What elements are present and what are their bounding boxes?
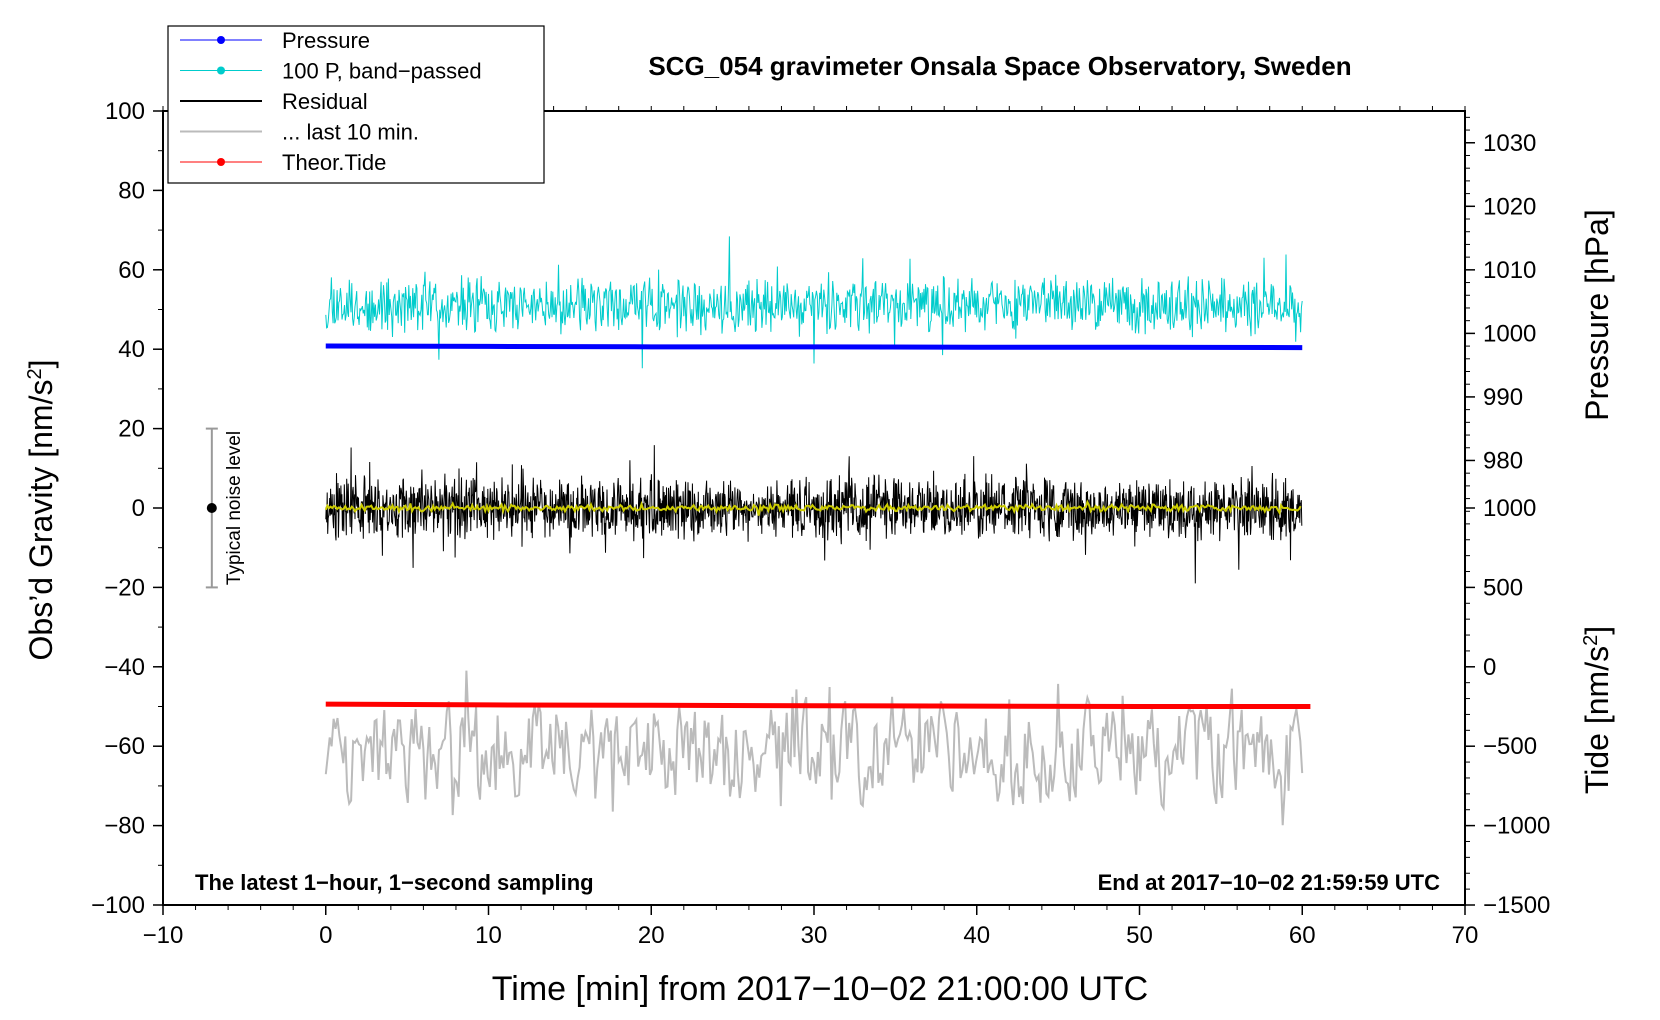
pressure-tick-label: 1000 <box>1483 320 1536 347</box>
legend: Pressure 100 P, band−passed Residual ... la… <box>167 25 545 184</box>
legend-label: ... last 10 min. <box>282 120 419 145</box>
legend-marker <box>217 158 225 166</box>
y-tick-label: −80 <box>104 813 145 840</box>
legend-marker <box>217 36 225 44</box>
y-axis-label-left: Obs’d Gravity [nm/s2] <box>23 360 59 661</box>
y-label-left-sup: 2 <box>24 368 46 379</box>
x-tick-label: 10 <box>475 922 502 949</box>
x-axis-ticks: −10 0 10 20 30 40 50 60 70 <box>143 106 1479 949</box>
tide-tick-label: 1000 <box>1483 495 1536 522</box>
y-axis-ticks: 100 80 60 40 20 0 −20 −40 −60 −80 −100 <box>91 98 163 919</box>
pressure-tick-label: 1020 <box>1483 193 1536 220</box>
noise-center-dot <box>206 503 217 513</box>
pressure-tick-label: 990 <box>1483 384 1523 411</box>
series-residual <box>325 445 1303 584</box>
y-label-left-end: ] <box>23 360 59 369</box>
x-tick-label: 60 <box>1289 922 1316 949</box>
tide-tick-label: −1500 <box>1483 892 1550 919</box>
x-tick-label: −10 <box>143 922 184 949</box>
tide-axis-ticks: 1000 500 0 −500 −1000 −1500 <box>1465 495 1550 919</box>
tide-label-main: Tide [nm/s <box>1579 646 1615 794</box>
x-tick-label: 20 <box>638 922 665 949</box>
y-tick-label: 100 <box>105 98 145 125</box>
y-tick-label: 80 <box>118 177 145 204</box>
legend-label: 100 P, band−passed <box>282 59 482 84</box>
series-layer <box>324 236 1311 826</box>
y-tick-label: −40 <box>104 654 145 681</box>
noise-indicator <box>205 427 218 589</box>
x-tick-label: 50 <box>1126 922 1153 949</box>
x-tick-label: 30 <box>801 922 828 949</box>
y-tick-label: 0 <box>132 495 145 522</box>
annotation-right: End at 2017−10−02 21:59:59 UTC <box>1098 870 1441 895</box>
tide-label-sup: 2 <box>1580 635 1602 646</box>
x-axis-label: Time [min] from 2017−10−02 21:00:00 UTC <box>492 970 1148 1008</box>
tide-label-end: ] <box>1579 626 1615 635</box>
y-tick-label: −60 <box>104 733 145 760</box>
chart-title: SCG_054 gravimeter Onsala Space Observat… <box>648 51 1351 81</box>
pressure-tick-label: 1030 <box>1483 130 1536 157</box>
noise-level-label: Typical noise level <box>224 431 245 585</box>
x-tick-label: 0 <box>319 922 332 949</box>
y-tick-label: 60 <box>118 257 145 284</box>
y-tick-label: −20 <box>104 574 145 601</box>
y-tick-label: 20 <box>118 416 145 443</box>
y-tick-label: 40 <box>118 336 145 363</box>
legend-label: Residual <box>282 89 368 114</box>
legend-marker <box>217 66 225 75</box>
pressure-axis-label: Pressure [hPa] <box>1579 209 1615 421</box>
legend-box <box>167 25 545 184</box>
series-running-mean <box>324 499 1302 516</box>
pressure-tick-label: 1010 <box>1483 257 1536 284</box>
tide-axis-label: Tide [nm/s2] <box>1579 626 1615 794</box>
tide-tick-label: 500 <box>1483 574 1523 601</box>
legend-label: Pressure <box>282 28 370 53</box>
legend-label: Theor.Tide <box>282 150 386 175</box>
tide-tick-label: −500 <box>1483 733 1537 760</box>
y-tick-label: −100 <box>91 892 145 919</box>
series-band-passed <box>325 236 1303 369</box>
annotation-left: The latest 1−hour, 1−second sampling <box>195 870 594 895</box>
x-tick-label: 70 <box>1452 922 1479 949</box>
series-pressure <box>325 343 1303 351</box>
series-theor-tide <box>325 701 1311 709</box>
tide-tick-label: −1000 <box>1483 813 1550 840</box>
tide-tick-label: 0 <box>1483 654 1496 681</box>
series-last-10-min <box>324 670 1304 826</box>
pressure-axis-ticks: 1030 1020 1010 1000 990 980 <box>1465 116 1536 512</box>
x-tick-label: 40 <box>963 922 990 949</box>
y-label-left-main: Obs’d Gravity [nm/s <box>23 380 59 661</box>
pressure-tick-label: 980 <box>1483 447 1523 474</box>
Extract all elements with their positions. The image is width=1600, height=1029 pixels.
⁂
* **Objective**:
Reproduce every item above line for line without altering a single character, and leave the pictures out.

* **Result of this task**:
What elements are present and what are their bounding boxes?
pressure-tick-label: 1000 <box>1483 320 1536 347</box>
legend: Pressure 100 P, band−passed Residual ... la… <box>167 25 545 184</box>
legend-label: ... last 10 min. <box>282 120 419 145</box>
legend-marker <box>217 158 225 166</box>
y-tick-label: −80 <box>104 813 145 840</box>
legend-marker <box>217 36 225 44</box>
y-axis-label-left: Obs’d Gravity [nm/s2] <box>23 360 59 661</box>
y-label-left-sup: 2 <box>24 368 46 379</box>
x-tick-label: 10 <box>475 922 502 949</box>
x-axis-ticks: −10 0 10 20 30 40 50 60 70 <box>143 106 1479 949</box>
tide-tick-label: 1000 <box>1483 495 1536 522</box>
y-axis-ticks: 100 80 60 40 20 0 −20 −40 −60 −80 −100 <box>91 98 163 919</box>
pressure-tick-label: 1020 <box>1483 193 1536 220</box>
noise-center-dot <box>206 503 217 513</box>
pressure-tick-label: 990 <box>1483 384 1523 411</box>
series-residual <box>325 445 1303 584</box>
y-label-left-end: ] <box>23 360 59 369</box>
x-tick-label: 60 <box>1289 922 1316 949</box>
tide-tick-label: −1500 <box>1483 892 1550 919</box>
x-tick-label: −10 <box>143 922 184 949</box>
tide-axis-ticks: 1000 500 0 −500 −1000 −1500 <box>1465 495 1550 919</box>
tide-label-main: Tide [nm/s <box>1579 646 1615 794</box>
x-tick-label: 20 <box>638 922 665 949</box>
y-tick-label: 100 <box>105 98 145 125</box>
y-tick-label: 80 <box>118 177 145 204</box>
legend-label: 100 P, band−passed <box>282 59 482 84</box>
series-layer <box>324 236 1311 826</box>
y-tick-label: −40 <box>104 654 145 681</box>
noise-indicator <box>205 427 218 589</box>
x-tick-label: 50 <box>1126 922 1153 949</box>
x-tick-label: 30 <box>801 922 828 949</box>
y-tick-label: 0 <box>132 495 145 522</box>
annotation-right: End at 2017−10−02 21:59:59 UTC <box>1098 870 1441 895</box>
tide-label-sup: 2 <box>1580 635 1602 646</box>
x-axis-label: Time [min] from 2017−10−02 21:00:00 UTC <box>492 970 1148 1008</box>
tide-label-end: ] <box>1579 626 1615 635</box>
y-tick-label: −60 <box>104 733 145 760</box>
chart-title: SCG_054 gravimeter Onsala Space Observat… <box>648 51 1351 81</box>
pressure-tick-label: 1030 <box>1483 130 1536 157</box>
noise-level-label: Typical noise level <box>224 431 245 585</box>
x-tick-label: 0 <box>319 922 332 949</box>
y-tick-label: 60 <box>118 257 145 284</box>
y-tick-label: −20 <box>104 574 145 601</box>
y-tick-label: 20 <box>118 416 145 443</box>
y-tick-label: 40 <box>118 336 145 363</box>
legend-label: Residual <box>282 89 368 114</box>
legend-marker <box>217 66 225 75</box>
pressure-axis-label: Pressure [hPa] <box>1579 209 1615 421</box>
legend-box <box>167 25 545 184</box>
series-running-mean <box>324 499 1302 516</box>
pressure-tick-label: 1010 <box>1483 257 1536 284</box>
tide-axis-label: Tide [nm/s2] <box>1579 626 1615 794</box>
tide-tick-label: 500 <box>1483 574 1523 601</box>
legend-label: Pressure <box>282 28 370 53</box>
legend-label: Theor.Tide <box>282 150 386 175</box>
tide-tick-label: −500 <box>1483 733 1537 760</box>
y-tick-label: −100 <box>91 892 145 919</box>
series-band-passed <box>325 236 1303 369</box>
annotation-left: The latest 1−hour, 1−second sampling <box>195 870 594 895</box>
x-tick-label: 70 <box>1452 922 1479 949</box>
series-pressure <box>325 343 1303 351</box>
series-theor-tide <box>325 701 1311 709</box>
tide-tick-label: −1000 <box>1483 813 1550 840</box>
tide-tick-label: 0 <box>1483 654 1496 681</box>
series-last-10-min <box>324 670 1304 826</box>
pressure-axis-ticks: 1030 1020 1010 1000 990 980 <box>1465 116 1536 512</box>
x-tick-label: 40 <box>963 922 990 949</box>
y-label-left-main: Obs’d Gravity [nm/s <box>23 380 59 661</box>
pressure-tick-label: 980 <box>1483 447 1523 474</box>
Extract all elements with their positions. The image is width=1600, height=1029 pixels.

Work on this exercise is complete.